OBJECTIVE: Pull every line containing the word "Measuring" from the records.
## start
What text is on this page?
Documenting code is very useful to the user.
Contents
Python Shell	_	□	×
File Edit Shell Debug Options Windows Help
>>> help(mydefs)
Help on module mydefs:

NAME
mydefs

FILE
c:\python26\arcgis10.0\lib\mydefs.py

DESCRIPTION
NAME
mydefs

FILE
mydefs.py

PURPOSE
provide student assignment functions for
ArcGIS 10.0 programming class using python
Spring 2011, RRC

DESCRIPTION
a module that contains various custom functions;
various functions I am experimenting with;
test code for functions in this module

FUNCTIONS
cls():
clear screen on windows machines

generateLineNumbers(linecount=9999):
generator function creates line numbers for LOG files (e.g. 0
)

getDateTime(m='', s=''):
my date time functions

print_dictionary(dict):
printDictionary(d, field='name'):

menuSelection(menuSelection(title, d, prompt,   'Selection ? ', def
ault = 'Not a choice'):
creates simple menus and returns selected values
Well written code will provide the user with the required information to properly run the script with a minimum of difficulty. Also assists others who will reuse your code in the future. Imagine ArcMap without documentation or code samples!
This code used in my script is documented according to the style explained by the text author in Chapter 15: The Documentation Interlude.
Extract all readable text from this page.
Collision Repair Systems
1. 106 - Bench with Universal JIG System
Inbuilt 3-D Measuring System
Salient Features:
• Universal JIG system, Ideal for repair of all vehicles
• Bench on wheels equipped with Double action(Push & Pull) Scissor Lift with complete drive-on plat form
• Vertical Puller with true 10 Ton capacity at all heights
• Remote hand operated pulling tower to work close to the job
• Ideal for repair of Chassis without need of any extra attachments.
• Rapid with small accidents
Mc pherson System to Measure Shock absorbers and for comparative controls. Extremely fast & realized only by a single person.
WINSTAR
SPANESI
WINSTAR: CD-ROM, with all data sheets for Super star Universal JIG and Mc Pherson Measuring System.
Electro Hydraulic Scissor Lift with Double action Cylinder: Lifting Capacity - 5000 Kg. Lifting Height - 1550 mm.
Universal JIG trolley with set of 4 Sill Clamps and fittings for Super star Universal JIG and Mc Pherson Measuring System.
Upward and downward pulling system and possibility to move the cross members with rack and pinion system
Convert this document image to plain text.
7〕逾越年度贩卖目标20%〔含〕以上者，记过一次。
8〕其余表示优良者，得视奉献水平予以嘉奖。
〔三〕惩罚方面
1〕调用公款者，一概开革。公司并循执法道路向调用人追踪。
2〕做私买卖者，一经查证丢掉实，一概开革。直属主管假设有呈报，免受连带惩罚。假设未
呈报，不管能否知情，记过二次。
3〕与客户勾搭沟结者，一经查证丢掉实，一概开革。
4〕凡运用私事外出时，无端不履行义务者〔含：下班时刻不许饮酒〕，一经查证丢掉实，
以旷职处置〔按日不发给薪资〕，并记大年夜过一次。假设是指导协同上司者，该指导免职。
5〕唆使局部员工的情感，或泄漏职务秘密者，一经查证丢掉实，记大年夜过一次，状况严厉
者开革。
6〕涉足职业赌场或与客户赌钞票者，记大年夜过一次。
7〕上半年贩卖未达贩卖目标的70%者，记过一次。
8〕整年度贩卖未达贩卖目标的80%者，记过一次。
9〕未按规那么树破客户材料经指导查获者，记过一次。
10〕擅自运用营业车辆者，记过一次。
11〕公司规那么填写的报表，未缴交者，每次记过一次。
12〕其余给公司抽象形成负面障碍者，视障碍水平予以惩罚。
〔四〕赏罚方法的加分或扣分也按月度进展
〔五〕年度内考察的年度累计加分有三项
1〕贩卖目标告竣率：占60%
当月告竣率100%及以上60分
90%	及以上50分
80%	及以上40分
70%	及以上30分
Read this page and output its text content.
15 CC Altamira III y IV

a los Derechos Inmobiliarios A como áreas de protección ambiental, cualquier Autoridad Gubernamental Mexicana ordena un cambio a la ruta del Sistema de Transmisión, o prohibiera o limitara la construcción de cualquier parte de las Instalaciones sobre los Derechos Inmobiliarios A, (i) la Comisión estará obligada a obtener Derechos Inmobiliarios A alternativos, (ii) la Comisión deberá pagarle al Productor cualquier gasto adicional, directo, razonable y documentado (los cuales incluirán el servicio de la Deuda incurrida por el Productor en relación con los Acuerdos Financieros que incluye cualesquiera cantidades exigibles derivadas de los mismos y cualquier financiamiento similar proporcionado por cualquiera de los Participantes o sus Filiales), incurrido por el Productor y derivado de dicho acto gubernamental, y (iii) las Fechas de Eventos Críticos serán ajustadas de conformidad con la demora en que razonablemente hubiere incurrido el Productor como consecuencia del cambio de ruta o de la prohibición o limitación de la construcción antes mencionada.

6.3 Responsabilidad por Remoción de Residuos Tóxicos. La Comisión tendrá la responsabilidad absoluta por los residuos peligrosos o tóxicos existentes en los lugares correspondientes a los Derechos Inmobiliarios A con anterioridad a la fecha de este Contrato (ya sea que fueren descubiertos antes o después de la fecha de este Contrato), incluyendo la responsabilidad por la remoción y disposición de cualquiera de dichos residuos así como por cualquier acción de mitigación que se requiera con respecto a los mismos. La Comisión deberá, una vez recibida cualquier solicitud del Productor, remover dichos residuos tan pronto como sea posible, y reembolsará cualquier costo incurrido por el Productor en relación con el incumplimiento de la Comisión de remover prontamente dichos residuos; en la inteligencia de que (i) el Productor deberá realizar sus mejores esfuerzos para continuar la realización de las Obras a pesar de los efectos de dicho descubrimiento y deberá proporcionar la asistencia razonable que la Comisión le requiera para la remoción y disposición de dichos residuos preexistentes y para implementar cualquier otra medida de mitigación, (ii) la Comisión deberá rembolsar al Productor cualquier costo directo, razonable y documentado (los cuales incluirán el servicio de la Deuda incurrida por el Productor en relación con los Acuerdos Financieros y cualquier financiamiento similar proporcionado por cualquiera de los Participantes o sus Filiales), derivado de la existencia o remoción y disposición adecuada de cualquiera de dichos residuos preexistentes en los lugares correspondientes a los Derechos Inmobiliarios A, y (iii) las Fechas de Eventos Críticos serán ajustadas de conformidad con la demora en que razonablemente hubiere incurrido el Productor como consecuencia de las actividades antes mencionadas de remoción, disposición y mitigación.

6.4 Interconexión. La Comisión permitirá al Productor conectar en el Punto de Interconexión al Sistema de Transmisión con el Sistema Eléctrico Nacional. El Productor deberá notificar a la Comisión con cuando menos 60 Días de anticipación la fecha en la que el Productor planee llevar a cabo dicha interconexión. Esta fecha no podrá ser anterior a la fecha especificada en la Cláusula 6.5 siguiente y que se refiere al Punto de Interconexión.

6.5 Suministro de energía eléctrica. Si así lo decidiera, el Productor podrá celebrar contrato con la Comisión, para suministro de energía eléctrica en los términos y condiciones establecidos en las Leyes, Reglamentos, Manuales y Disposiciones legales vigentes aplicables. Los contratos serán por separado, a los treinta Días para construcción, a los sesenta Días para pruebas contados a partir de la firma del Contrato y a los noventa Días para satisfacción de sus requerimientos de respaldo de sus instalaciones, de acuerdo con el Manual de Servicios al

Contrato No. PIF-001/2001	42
## end
SOLUTION TO THE PROBLEM:
Inbuilt 3-D Measuring System
WINSTAR: CD-ROM, with all data sheets for Super star Universal JIG and Mc Pherson Measuring System.
Universal JIG trolley with set of 4 Sill Clamps and fittings for Super star Universal JIG and Mc Pherson Measuring System.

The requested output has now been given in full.